**YOUR GOAL:** Copy out each line containing "cold" from the entries below.

* * *

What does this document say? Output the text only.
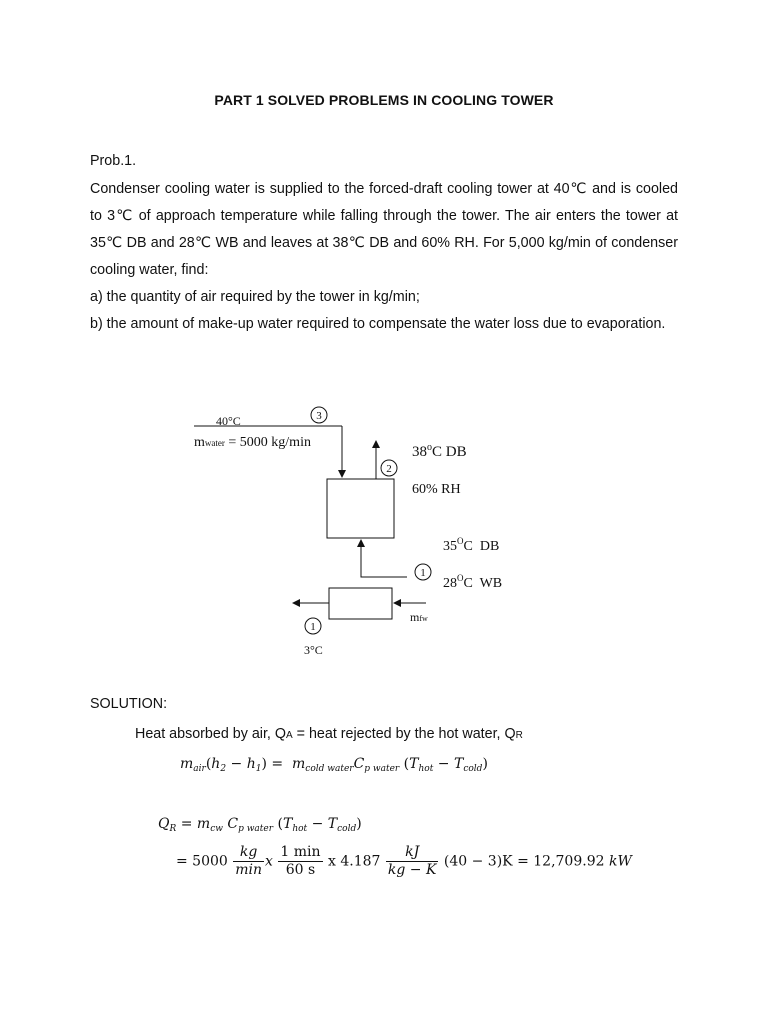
PART 1 SOLVED PROBLEMS IN COOLING TOWER
Prob.1.
Condenser cooling water is supplied to the forced-draft cooling tower at 40℃ and is cooled to 3℃ of approach temperature while falling through the tower. The air enters the tower at 35℃ DB and 28℃ WB and leaves at 38℃ DB and 60% RH. For 5,000 kg/min of condenser cooling water, find:
a) the quantity of air required by the tower in kg/min;
b) the amount of make-up water required to compensate the water loss due to evaporation.
40°C
mwater = 5000 kg/min
3
2
38$^o$C DB
60% RH
1
$35^OC$  DB
$28^OC$  WB
mfw
1
3°C
SOLUTION:
Heat absorbed by air, QA = heat rejected by the hot water, QR
$m_{air}(h_2 - h_1) = m_{cold water}C_{p water}$ $(T_{hot} - T_{cold})$
$Q_R = m_{cw}$ $C_{p water}$ $(T_{hot} - T_{cold})$
= $5000 \frac{kg}{\min}$ x $\frac{1 \min}{60 s}$ x $4.187 \frac{kJ}{kg - K} (40 - 3)K = 12,709.92$ kW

* * *

**TASK RESPONSE:**
$m_{air}(h_2 - h_1) = m_{cold water}C_{p water}$ $(T_{hot} - T_{cold})$
$Q_R = m_{cw}$ $C_{p water}$ $(T_{hot} - T_{cold})$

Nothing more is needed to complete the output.